* _RECORDS FOR THE TASK_
______________________________

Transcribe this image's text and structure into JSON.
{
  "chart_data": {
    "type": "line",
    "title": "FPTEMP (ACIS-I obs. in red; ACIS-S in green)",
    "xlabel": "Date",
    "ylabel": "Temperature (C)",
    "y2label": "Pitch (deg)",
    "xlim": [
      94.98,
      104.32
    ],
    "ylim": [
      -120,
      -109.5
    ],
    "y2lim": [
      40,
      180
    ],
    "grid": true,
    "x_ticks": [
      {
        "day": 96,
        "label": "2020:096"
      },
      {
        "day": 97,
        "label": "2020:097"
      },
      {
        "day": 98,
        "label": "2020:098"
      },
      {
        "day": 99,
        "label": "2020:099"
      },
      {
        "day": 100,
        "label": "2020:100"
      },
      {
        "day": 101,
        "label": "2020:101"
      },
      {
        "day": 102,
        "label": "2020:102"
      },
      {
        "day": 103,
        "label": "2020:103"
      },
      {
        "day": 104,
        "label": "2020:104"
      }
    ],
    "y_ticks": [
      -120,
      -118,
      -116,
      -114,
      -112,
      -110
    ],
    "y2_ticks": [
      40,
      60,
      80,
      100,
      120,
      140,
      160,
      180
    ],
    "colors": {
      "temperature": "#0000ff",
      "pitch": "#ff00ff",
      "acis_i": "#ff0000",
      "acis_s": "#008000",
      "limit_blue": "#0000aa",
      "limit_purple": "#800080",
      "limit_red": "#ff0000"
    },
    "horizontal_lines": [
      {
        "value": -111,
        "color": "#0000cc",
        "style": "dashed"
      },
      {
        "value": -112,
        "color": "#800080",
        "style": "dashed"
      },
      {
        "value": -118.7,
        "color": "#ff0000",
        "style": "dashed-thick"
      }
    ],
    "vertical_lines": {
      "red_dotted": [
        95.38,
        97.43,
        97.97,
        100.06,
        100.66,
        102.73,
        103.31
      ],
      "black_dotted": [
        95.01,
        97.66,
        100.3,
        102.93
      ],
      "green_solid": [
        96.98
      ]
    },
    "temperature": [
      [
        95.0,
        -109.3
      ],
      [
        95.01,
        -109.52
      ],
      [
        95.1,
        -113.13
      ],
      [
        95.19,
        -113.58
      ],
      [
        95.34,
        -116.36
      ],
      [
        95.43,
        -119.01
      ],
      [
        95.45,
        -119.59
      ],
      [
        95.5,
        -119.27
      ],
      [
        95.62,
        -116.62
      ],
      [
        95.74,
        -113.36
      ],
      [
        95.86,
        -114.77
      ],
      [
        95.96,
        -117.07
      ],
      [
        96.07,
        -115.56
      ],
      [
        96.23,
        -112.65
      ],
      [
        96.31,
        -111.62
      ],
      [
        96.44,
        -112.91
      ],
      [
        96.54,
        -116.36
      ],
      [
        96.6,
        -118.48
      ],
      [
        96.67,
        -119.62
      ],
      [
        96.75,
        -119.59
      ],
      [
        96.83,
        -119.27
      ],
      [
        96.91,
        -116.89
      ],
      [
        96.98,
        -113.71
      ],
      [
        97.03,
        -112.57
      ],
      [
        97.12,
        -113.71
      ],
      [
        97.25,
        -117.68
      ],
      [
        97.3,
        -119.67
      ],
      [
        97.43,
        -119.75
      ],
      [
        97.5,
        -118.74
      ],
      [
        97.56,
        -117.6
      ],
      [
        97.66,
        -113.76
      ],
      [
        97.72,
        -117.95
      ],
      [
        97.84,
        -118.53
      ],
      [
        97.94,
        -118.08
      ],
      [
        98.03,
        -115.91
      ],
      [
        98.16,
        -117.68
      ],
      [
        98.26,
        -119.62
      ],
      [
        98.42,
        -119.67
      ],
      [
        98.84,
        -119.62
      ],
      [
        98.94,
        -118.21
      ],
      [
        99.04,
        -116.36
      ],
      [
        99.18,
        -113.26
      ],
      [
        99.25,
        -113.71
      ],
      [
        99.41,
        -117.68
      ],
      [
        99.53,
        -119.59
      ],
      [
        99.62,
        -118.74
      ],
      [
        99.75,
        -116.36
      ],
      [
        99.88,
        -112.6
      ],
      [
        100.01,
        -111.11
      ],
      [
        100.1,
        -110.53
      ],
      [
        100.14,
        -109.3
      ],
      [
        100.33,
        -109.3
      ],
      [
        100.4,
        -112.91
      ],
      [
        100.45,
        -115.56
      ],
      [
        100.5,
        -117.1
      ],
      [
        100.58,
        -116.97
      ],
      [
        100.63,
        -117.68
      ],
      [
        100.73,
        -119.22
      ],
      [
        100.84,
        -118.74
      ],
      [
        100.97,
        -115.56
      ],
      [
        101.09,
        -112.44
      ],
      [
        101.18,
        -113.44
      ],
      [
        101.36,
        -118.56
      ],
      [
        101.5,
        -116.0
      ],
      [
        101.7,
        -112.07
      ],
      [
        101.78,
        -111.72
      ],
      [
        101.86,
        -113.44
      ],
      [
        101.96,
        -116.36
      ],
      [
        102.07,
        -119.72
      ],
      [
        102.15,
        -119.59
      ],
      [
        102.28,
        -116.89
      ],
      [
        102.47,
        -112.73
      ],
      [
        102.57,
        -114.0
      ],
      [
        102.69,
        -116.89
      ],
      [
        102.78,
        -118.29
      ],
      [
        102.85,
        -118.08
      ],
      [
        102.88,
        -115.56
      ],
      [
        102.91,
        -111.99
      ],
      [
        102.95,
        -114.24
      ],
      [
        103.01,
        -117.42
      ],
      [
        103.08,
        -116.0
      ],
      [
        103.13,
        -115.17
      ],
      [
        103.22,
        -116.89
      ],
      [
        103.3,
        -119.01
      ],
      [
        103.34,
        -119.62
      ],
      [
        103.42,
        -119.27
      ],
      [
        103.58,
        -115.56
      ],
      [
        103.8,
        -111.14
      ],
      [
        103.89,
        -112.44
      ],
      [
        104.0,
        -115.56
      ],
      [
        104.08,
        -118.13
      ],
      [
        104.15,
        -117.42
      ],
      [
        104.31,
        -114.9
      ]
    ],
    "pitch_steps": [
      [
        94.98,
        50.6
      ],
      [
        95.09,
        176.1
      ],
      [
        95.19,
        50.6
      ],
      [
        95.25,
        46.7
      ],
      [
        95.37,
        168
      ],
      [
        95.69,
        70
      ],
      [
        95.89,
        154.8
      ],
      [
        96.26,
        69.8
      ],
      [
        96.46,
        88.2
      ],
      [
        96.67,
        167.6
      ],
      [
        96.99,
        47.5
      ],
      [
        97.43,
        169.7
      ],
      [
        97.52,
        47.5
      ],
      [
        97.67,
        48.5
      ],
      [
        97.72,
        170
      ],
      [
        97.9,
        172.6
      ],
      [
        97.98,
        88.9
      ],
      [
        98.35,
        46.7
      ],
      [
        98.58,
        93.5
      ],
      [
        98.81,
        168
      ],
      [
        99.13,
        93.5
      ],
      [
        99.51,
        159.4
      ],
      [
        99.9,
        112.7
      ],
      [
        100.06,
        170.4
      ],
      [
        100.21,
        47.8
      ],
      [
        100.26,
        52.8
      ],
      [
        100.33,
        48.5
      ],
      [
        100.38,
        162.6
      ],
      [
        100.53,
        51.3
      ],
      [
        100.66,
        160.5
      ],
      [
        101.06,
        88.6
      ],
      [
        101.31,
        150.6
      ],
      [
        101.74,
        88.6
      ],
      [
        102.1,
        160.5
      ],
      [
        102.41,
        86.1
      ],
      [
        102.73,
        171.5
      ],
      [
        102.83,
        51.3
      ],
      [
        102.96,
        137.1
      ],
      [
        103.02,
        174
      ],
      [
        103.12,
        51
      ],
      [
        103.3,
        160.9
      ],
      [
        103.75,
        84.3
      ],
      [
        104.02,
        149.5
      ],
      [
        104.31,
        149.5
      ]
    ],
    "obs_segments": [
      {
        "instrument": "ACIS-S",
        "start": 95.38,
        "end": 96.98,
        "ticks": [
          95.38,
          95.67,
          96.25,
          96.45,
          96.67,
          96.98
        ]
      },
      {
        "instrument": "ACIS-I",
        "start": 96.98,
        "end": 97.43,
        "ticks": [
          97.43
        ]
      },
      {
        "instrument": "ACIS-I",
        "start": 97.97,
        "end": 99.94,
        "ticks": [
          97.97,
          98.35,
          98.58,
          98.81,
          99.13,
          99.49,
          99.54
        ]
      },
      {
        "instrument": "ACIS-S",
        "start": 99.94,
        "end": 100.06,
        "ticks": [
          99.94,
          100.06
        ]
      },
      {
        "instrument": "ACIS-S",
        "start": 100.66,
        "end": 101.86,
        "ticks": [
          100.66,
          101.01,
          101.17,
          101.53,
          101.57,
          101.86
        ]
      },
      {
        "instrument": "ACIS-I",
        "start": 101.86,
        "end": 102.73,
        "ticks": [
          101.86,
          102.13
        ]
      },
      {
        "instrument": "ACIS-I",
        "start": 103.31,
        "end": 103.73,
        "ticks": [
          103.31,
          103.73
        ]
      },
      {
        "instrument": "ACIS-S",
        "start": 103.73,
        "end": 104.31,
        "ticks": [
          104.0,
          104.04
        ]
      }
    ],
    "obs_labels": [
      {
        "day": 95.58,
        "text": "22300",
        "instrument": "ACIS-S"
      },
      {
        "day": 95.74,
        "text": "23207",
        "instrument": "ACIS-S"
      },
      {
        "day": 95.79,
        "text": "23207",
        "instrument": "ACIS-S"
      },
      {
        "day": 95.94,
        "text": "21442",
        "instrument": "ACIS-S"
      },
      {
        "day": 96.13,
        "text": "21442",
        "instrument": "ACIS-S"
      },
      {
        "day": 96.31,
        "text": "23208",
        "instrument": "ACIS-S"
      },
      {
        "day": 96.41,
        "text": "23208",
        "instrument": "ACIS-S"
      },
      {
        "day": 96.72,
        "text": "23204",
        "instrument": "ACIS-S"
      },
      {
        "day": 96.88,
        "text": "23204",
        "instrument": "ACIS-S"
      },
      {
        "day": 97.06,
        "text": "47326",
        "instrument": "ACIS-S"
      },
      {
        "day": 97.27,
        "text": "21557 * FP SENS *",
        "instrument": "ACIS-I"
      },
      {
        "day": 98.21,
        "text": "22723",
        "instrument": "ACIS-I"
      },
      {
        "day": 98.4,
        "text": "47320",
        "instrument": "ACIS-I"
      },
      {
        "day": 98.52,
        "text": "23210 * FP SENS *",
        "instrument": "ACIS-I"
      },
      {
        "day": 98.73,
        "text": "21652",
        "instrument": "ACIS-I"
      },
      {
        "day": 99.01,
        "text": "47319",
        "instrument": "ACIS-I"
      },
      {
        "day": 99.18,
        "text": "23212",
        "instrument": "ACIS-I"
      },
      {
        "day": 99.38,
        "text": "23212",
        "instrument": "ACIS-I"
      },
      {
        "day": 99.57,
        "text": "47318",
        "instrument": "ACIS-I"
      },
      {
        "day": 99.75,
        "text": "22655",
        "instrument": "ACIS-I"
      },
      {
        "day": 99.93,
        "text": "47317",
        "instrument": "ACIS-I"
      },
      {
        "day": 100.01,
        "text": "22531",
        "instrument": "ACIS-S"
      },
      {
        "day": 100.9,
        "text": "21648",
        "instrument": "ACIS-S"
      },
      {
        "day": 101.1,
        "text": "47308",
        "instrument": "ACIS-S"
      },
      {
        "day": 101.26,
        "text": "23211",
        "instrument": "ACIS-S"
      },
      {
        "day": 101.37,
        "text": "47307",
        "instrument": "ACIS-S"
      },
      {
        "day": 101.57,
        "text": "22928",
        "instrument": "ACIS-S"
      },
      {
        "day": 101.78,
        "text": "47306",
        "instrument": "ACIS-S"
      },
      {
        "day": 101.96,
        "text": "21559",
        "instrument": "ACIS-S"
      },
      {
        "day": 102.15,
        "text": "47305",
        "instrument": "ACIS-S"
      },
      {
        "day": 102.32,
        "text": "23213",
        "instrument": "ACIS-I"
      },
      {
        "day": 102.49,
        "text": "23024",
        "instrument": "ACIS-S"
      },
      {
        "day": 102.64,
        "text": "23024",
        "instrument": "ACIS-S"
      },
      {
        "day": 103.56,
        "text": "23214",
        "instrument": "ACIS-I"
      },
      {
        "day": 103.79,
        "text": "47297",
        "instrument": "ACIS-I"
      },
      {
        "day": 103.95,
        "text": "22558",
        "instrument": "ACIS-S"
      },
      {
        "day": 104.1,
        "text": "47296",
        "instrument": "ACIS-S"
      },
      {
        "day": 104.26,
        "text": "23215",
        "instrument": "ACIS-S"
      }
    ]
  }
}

______________________________

Search the records for the word "SENS" and copy every line where it occurs.

        "text": "21557 * FP SENS *",
        "text": "23210 * FP SENS *",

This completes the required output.